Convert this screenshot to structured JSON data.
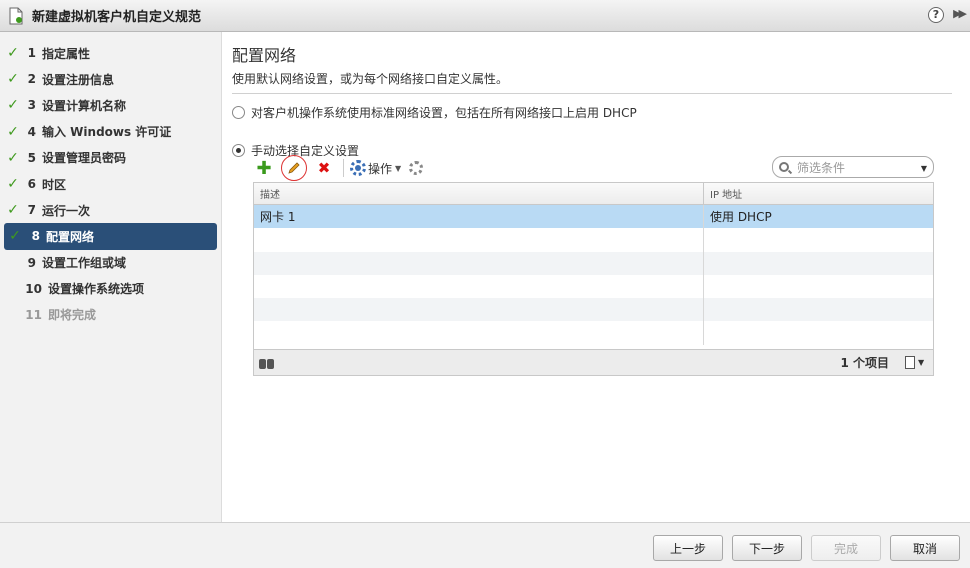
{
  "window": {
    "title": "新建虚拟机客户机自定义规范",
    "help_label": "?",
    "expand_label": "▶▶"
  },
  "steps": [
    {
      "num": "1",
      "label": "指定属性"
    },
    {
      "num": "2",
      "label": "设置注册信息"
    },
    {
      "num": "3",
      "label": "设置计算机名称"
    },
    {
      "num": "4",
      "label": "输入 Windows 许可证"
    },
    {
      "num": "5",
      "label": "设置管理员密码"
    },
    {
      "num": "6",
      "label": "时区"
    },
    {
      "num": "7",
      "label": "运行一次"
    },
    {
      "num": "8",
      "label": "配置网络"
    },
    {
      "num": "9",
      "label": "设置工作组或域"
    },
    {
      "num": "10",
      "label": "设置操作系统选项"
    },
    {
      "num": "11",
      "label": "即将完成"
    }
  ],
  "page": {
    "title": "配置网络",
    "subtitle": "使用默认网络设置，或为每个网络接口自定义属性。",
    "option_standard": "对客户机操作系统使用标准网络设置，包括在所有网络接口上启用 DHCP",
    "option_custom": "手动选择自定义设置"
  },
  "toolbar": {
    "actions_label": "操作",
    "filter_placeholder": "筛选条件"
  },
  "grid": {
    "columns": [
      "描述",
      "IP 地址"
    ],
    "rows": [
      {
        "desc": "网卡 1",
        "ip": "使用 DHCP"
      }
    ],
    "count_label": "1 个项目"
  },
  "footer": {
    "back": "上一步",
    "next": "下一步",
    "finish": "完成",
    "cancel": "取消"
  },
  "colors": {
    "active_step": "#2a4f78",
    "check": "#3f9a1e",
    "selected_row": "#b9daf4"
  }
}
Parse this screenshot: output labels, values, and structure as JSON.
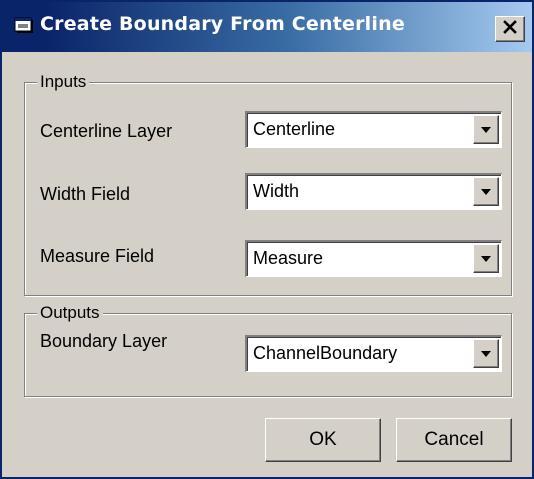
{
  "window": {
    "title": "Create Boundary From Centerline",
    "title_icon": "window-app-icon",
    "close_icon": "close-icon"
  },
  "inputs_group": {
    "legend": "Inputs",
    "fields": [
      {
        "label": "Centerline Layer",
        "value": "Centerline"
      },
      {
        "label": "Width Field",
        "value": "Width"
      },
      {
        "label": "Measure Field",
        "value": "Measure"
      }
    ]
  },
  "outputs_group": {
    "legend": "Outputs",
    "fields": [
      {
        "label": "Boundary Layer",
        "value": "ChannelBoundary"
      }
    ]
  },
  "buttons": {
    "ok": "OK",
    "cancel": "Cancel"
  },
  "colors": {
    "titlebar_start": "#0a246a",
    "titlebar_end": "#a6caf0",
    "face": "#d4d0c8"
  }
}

^^^^^^^^

**TASK DESCRIPTION:**
Search the data above for the string "screenshot" and return every line that has it.

**THE RESPONSE:**
Convert this screenshot to structured JSON data.
Parse this screenshot: output labels, values, and structure as JSON.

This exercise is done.